WHAT YOU HAVE TO DO: Determine how many lines include "value". Give the number and nothing else.

##### RECORDS PROVIDED

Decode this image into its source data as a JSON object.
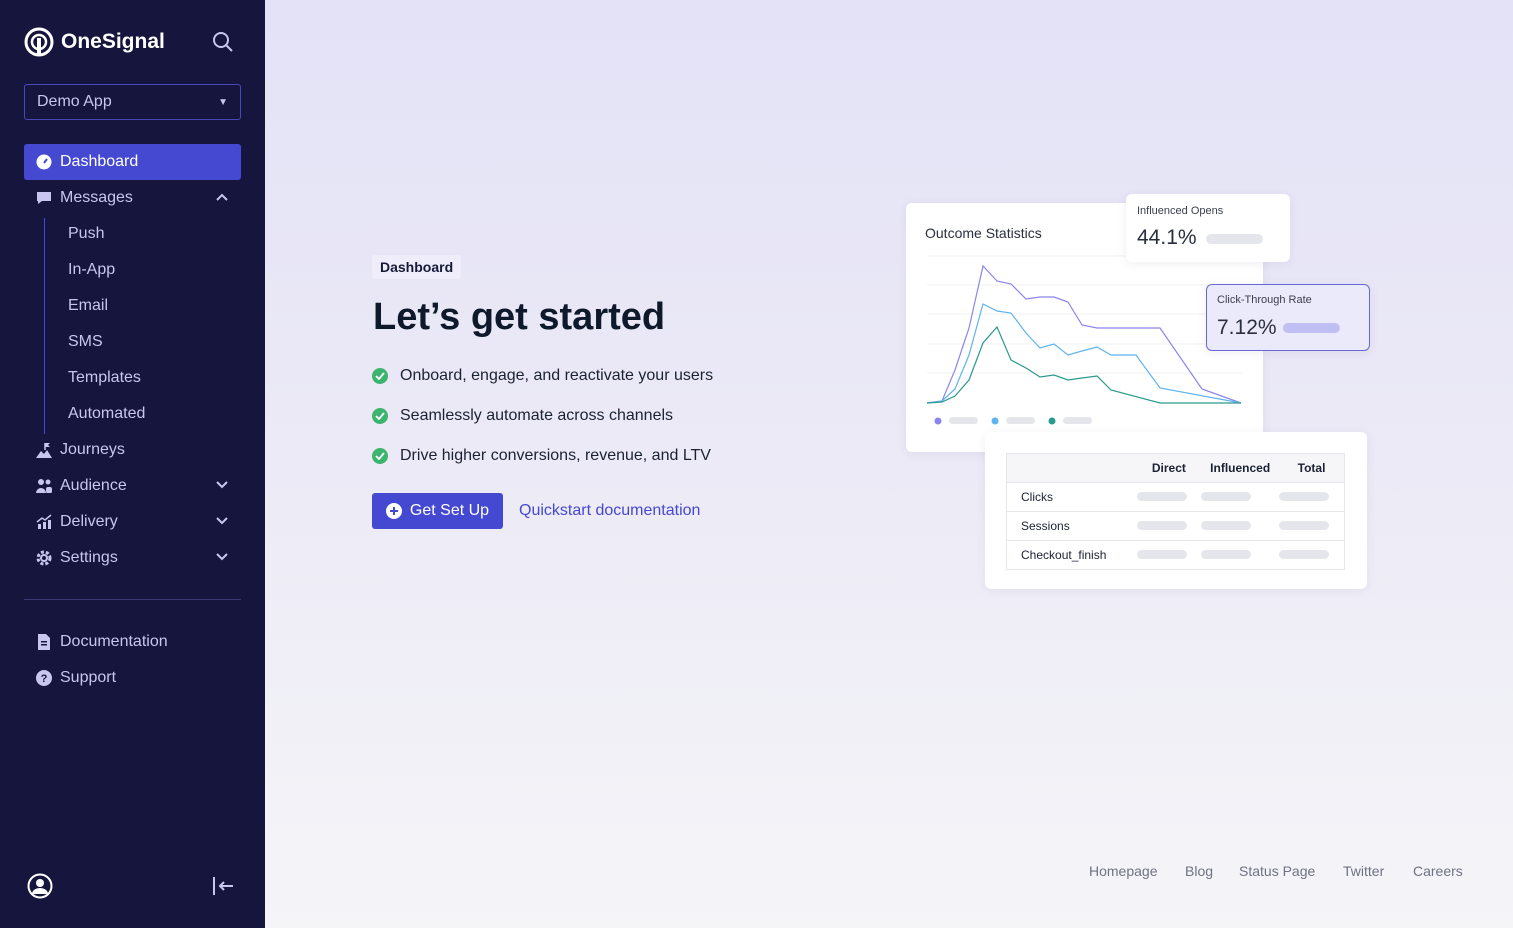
{
  "sidebar": {
    "brand": "OneSignal",
    "app_selector": "Demo App",
    "nav": [
      {
        "label": "Dashboard",
        "icon": "dashboard-gauge-icon",
        "active": true
      },
      {
        "label": "Messages",
        "icon": "message-icon",
        "expanded": true
      },
      {
        "label": "Journeys",
        "icon": "journey-flag-icon"
      },
      {
        "label": "Audience",
        "icon": "users-icon"
      },
      {
        "label": "Delivery",
        "icon": "chart-icon"
      },
      {
        "label": "Settings",
        "icon": "gear-icon"
      }
    ],
    "messages_sub": [
      "Push",
      "In-App",
      "Email",
      "SMS",
      "Templates",
      "Automated"
    ],
    "bottom": [
      {
        "label": "Documentation",
        "icon": "document-icon"
      },
      {
        "label": "Support",
        "icon": "help-icon"
      }
    ]
  },
  "main": {
    "badge": "Dashboard",
    "title": "Let’s get started",
    "features": [
      "Onboard, engage, and reactivate your users",
      "Seamlessly automate across channels",
      "Drive higher conversions, revenue, and LTV"
    ],
    "cta": "Get Set Up",
    "link": "Quickstart documentation"
  },
  "illustration": {
    "card_title": "Outcome Statistics",
    "opens": {
      "label": "Influenced Opens",
      "value": "44.1%"
    },
    "ctr": {
      "label": "Click-Through Rate",
      "value": "7.12%"
    },
    "table": {
      "headers": [
        "Direct",
        "Influenced",
        "Total"
      ],
      "rows": [
        "Clicks",
        "Sessions",
        "Checkout_finish"
      ]
    },
    "colors": {
      "purple": "#8b84ee",
      "blue": "#5fb3f0",
      "green": "#2a9a8c"
    }
  },
  "footer": [
    "Homepage",
    "Blog",
    "Status Page",
    "Twitter",
    "Careers"
  ],
  "colors": {
    "sidebar": "#16153d",
    "accent": "#4548d0",
    "check": "#3bb56e"
  }
}
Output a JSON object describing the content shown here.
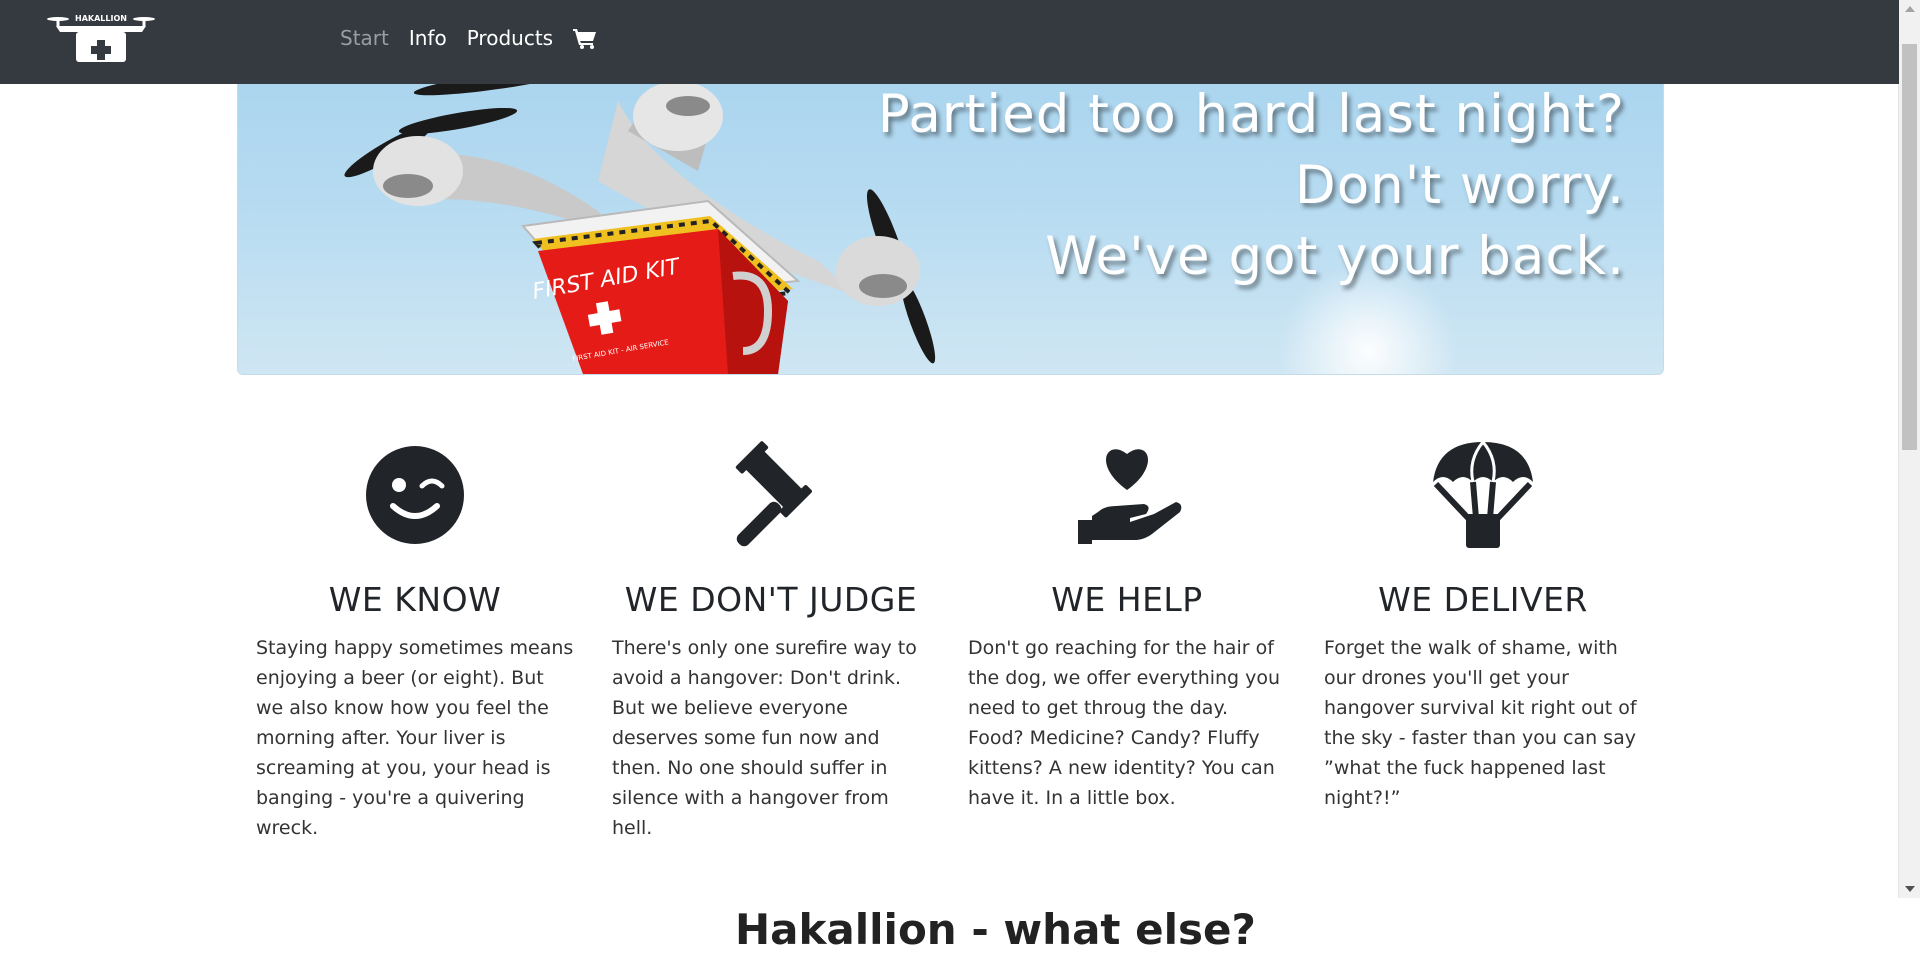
{
  "navbar": {
    "logo_text": "HAKALLION",
    "links": [
      {
        "label": "Start",
        "active": true
      },
      {
        "label": "Info",
        "active": false
      },
      {
        "label": "Products",
        "active": false
      }
    ],
    "cart_icon": "shopping-cart-icon"
  },
  "hero": {
    "kit_label": "FIRST AID KIT",
    "kit_sublabel": "FIRST AID KIT - AIR SERVICE",
    "lines": [
      "Partied too hard last night?",
      "Don't worry.",
      "We've got your back."
    ]
  },
  "features": [
    {
      "icon": "wink-face-icon",
      "title": "WE KNOW",
      "text": "Staying happy sometimes means enjoying a beer (or eight). But we also know how you feel the morning after. Your liver is screaming at you, your head is banging - you're a quivering wreck."
    },
    {
      "icon": "gavel-icon",
      "title": "WE DON'T JUDGE",
      "text": "There's only one surefire way to avoid a hangover: Don't drink. But we believe everyone deserves some fun now and then. No one should suffer in silence with a hangover from hell."
    },
    {
      "icon": "heart-hand-icon",
      "title": "WE HELP",
      "text": "Don't go reaching for the hair of the dog, we offer everything you need to get throug the day. Food? Medicine? Candy? Fluffy kittens? A new identity? You can have it. In a little box."
    },
    {
      "icon": "parachute-box-icon",
      "title": "WE DELIVER",
      "text": "Forget the walk of shame, with our drones you'll get your hangover survival kit right out of the sky - faster than you can say ”what the fuck happened last night?!”"
    }
  ],
  "next_section": {
    "heading": "Hakallion - what else?"
  },
  "colors": {
    "navbar": "#343a40",
    "text": "#212529",
    "active_link": "#9a9da1"
  }
}
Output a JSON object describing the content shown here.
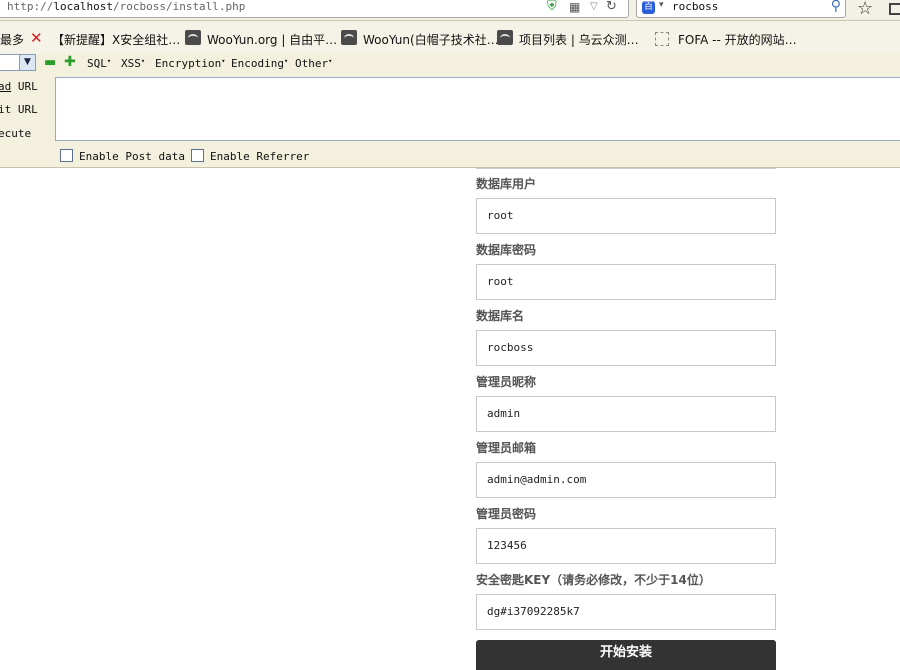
{
  "urlbar": {
    "url_prefix": "http://",
    "url_host": "localhost",
    "url_path": "/rocboss/install.php",
    "search_text": "rocboss"
  },
  "bookmarks": [
    {
      "label": "最多"
    },
    {
      "label": "【新提醒】X安全组社…"
    },
    {
      "label": "WooYun.org | 自由平…"
    },
    {
      "label": "WooYun(白帽子技术社…"
    },
    {
      "label": "项目列表 | 乌云众测…"
    },
    {
      "label": "FOFA -- 开放的网站…"
    }
  ],
  "hackbar": {
    "menus": [
      {
        "label": "SQL"
      },
      {
        "label": "XSS"
      },
      {
        "label": "Encryption"
      },
      {
        "label": "Encoding"
      },
      {
        "label": "Other"
      }
    ],
    "actions": [
      {
        "pre": "",
        "u": "ad",
        "post": " URL"
      },
      {
        "pre": "",
        "u": "",
        "post": "it URL"
      },
      {
        "pre": "",
        "u": "",
        "post": "ecute"
      }
    ],
    "enable_post": "Enable Post data",
    "enable_referrer": "Enable Referrer"
  },
  "form": {
    "fields": [
      {
        "label": "数据库用户",
        "value": "root"
      },
      {
        "label": "数据库密码",
        "value": "root"
      },
      {
        "label": "数据库名",
        "value": "rocboss"
      },
      {
        "label": "管理员昵称",
        "value": "admin"
      },
      {
        "label": "管理员邮箱",
        "value": "admin@admin.com"
      },
      {
        "label": "管理员密码",
        "value": "123456"
      },
      {
        "label": "安全密匙KEY（请务必修改，不少于14位）",
        "value": "dg#i37092285k7"
      }
    ],
    "submit_label": "开始安装"
  },
  "colors": {
    "chrome_bg": "#f3f1e6",
    "hackbar_bg": "#f3f0dd",
    "button_bg": "#333333",
    "label_color": "#555555"
  }
}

##########

ANSWER TO THE PROBLEM: 9